* _Given request_:
Print out the entries below with no edits.

# # # # #

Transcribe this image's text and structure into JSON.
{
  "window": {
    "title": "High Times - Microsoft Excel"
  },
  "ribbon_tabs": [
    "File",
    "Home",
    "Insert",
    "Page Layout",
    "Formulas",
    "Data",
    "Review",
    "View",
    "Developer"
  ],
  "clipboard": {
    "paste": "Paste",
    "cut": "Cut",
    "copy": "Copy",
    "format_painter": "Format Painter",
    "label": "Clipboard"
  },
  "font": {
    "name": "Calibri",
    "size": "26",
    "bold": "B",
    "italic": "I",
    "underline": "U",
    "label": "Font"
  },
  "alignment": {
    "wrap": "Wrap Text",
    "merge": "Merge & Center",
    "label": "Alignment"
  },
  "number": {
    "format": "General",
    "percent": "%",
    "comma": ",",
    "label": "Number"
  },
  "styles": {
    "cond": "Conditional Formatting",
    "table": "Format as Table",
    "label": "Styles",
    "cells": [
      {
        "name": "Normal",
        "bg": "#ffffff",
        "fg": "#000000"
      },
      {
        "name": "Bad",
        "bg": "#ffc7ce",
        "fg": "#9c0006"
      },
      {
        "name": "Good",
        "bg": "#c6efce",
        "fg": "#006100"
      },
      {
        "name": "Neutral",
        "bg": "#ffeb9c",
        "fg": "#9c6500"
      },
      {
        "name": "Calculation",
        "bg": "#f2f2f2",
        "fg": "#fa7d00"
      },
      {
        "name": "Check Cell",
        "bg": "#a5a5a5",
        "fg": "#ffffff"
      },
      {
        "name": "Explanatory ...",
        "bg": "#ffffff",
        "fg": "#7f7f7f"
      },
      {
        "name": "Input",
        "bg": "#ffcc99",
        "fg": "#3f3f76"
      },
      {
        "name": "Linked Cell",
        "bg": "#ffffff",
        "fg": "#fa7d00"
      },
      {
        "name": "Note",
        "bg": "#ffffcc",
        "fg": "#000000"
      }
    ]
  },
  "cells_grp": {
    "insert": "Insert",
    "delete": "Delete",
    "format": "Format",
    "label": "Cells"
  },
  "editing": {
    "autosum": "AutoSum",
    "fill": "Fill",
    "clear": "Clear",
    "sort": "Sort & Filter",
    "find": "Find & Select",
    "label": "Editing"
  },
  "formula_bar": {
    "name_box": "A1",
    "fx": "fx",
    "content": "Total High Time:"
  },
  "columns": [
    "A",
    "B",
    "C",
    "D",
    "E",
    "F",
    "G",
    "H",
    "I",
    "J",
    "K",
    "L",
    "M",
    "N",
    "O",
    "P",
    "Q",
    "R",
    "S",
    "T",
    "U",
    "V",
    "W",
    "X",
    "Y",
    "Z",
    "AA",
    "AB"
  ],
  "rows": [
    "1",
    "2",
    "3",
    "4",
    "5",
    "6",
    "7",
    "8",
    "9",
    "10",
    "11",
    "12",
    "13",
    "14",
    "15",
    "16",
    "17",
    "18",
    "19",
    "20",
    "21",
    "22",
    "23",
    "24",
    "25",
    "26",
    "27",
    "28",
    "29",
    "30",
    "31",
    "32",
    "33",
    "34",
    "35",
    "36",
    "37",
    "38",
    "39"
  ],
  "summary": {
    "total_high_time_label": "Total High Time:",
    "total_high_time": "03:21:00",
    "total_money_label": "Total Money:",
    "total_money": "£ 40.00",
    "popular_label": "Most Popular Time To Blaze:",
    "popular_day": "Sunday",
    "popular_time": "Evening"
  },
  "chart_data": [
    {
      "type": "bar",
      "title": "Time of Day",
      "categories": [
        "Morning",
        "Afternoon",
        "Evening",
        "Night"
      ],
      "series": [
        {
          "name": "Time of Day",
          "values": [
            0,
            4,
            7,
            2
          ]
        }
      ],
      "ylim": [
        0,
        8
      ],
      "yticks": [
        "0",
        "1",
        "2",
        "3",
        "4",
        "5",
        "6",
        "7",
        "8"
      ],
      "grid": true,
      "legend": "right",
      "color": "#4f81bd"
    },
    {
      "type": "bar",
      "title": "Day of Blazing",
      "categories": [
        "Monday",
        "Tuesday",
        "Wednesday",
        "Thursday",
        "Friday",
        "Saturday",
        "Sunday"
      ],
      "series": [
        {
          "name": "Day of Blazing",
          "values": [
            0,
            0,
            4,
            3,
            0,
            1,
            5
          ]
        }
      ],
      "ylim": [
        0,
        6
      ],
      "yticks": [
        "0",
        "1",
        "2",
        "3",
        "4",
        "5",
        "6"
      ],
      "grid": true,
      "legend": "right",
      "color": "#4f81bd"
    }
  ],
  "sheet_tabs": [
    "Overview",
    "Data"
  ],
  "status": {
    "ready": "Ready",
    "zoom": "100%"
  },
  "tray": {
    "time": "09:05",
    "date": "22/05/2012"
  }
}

# # # # #

* _Full response_:
Transcribe this image's text and structure into JSON.
{
  "window": {
    "title": "High Times - Microsoft Excel"
  },
  "ribbon_tabs": [
    "File",
    "Home",
    "Insert",
    "Page Layout",
    "Formulas",
    "Data",
    "Review",
    "View",
    "Developer"
  ],
  "clipboard": {
    "paste": "Paste",
    "cut": "Cut",
    "copy": "Copy",
    "format_painter": "Format Painter",
    "label": "Clipboard"
  },
  "font": {
    "name": "Calibri",
    "size": "26",
    "bold": "B",
    "italic": "I",
    "underline": "U",
    "label": "Font"
  },
  "alignment": {
    "wrap": "Wrap Text",
    "merge": "Merge & Center",
    "label": "Alignment"
  },
  "number": {
    "format": "General",
    "percent": "%",
    "comma": ",",
    "label": "Number"
  },
  "styles": {
    "cond": "Conditional Formatting",
    "table": "Format as Table",
    "label": "Styles",
    "cells": [
      {
        "name": "Normal",
        "bg": "#ffffff",
        "fg": "#000000"
      },
      {
        "name": "Bad",
        "bg": "#ffc7ce",
        "fg": "#9c0006"
      },
      {
        "name": "Good",
        "bg": "#c6efce",
        "fg": "#006100"
      },
      {
        "name": "Neutral",
        "bg": "#ffeb9c",
        "fg": "#9c6500"
      },
      {
        "name": "Calculation",
        "bg": "#f2f2f2",
        "fg": "#fa7d00"
      },
      {
        "name": "Check Cell",
        "bg": "#a5a5a5",
        "fg": "#ffffff"
      },
      {
        "name": "Explanatory ...",
        "bg": "#ffffff",
        "fg": "#7f7f7f"
      },
      {
        "name": "Input",
        "bg": "#ffcc99",
        "fg": "#3f3f76"
      },
      {
        "name": "Linked Cell",
        "bg": "#ffffff",
        "fg": "#fa7d00"
      },
      {
        "name": "Note",
        "bg": "#ffffcc",
        "fg": "#000000"
      }
    ]
  },
  "cells_grp": {
    "insert": "Insert",
    "delete": "Delete",
    "format": "Format",
    "label": "Cells"
  },
  "editing": {
    "autosum": "AutoSum",
    "fill": "Fill",
    "clear": "Clear",
    "sort": "Sort & Filter",
    "find": "Find & Select",
    "label": "Editing"
  },
  "formula_bar": {
    "name_box": "A1",
    "fx": "fx",
    "content": "Total High Time:"
  },
  "columns": [
    "A",
    "B",
    "C",
    "D",
    "E",
    "F",
    "G",
    "H",
    "I",
    "J",
    "K",
    "L",
    "M",
    "N",
    "O",
    "P",
    "Q",
    "R",
    "S",
    "T",
    "U",
    "V",
    "W",
    "X",
    "Y",
    "Z",
    "AA",
    "AB"
  ],
  "rows": [
    "1",
    "2",
    "3",
    "4",
    "5",
    "6",
    "7",
    "8",
    "9",
    "10",
    "11",
    "12",
    "13",
    "14",
    "15",
    "16",
    "17",
    "18",
    "19",
    "20",
    "21",
    "22",
    "23",
    "24",
    "25",
    "26",
    "27",
    "28",
    "29",
    "30",
    "31",
    "32",
    "33",
    "34",
    "35",
    "36",
    "37",
    "38",
    "39"
  ],
  "summary": {
    "total_high_time_label": "Total High Time:",
    "total_high_time": "03:21:00",
    "total_money_label": "Total Money:",
    "total_money": "£ 40.00",
    "popular_label": "Most Popular Time To Blaze:",
    "popular_day": "Sunday",
    "popular_time": "Evening"
  },
  "chart_data": [
    {
      "type": "bar",
      "title": "Time of Day",
      "categories": [
        "Morning",
        "Afternoon",
        "Evening",
        "Night"
      ],
      "series": [
        {
          "name": "Time of Day",
          "values": [
            0,
            4,
            7,
            2
          ]
        }
      ],
      "ylim": [
        0,
        8
      ],
      "yticks": [
        "0",
        "1",
        "2",
        "3",
        "4",
        "5",
        "6",
        "7",
        "8"
      ],
      "grid": true,
      "legend": "right",
      "color": "#4f81bd"
    },
    {
      "type": "bar",
      "title": "Day of Blazing",
      "categories": [
        "Monday",
        "Tuesday",
        "Wednesday",
        "Thursday",
        "Friday",
        "Saturday",
        "Sunday"
      ],
      "series": [
        {
          "name": "Day of Blazing",
          "values": [
            0,
            0,
            4,
            3,
            0,
            1,
            5
          ]
        }
      ],
      "ylim": [
        0,
        6
      ],
      "yticks": [
        "0",
        "1",
        "2",
        "3",
        "4",
        "5",
        "6"
      ],
      "grid": true,
      "legend": "right",
      "color": "#4f81bd"
    }
  ],
  "sheet_tabs": [
    "Overview",
    "Data"
  ],
  "status": {
    "ready": "Ready",
    "zoom": "100%"
  },
  "tray": {
    "time": "09:05",
    "date": "22/05/2012"
  }
}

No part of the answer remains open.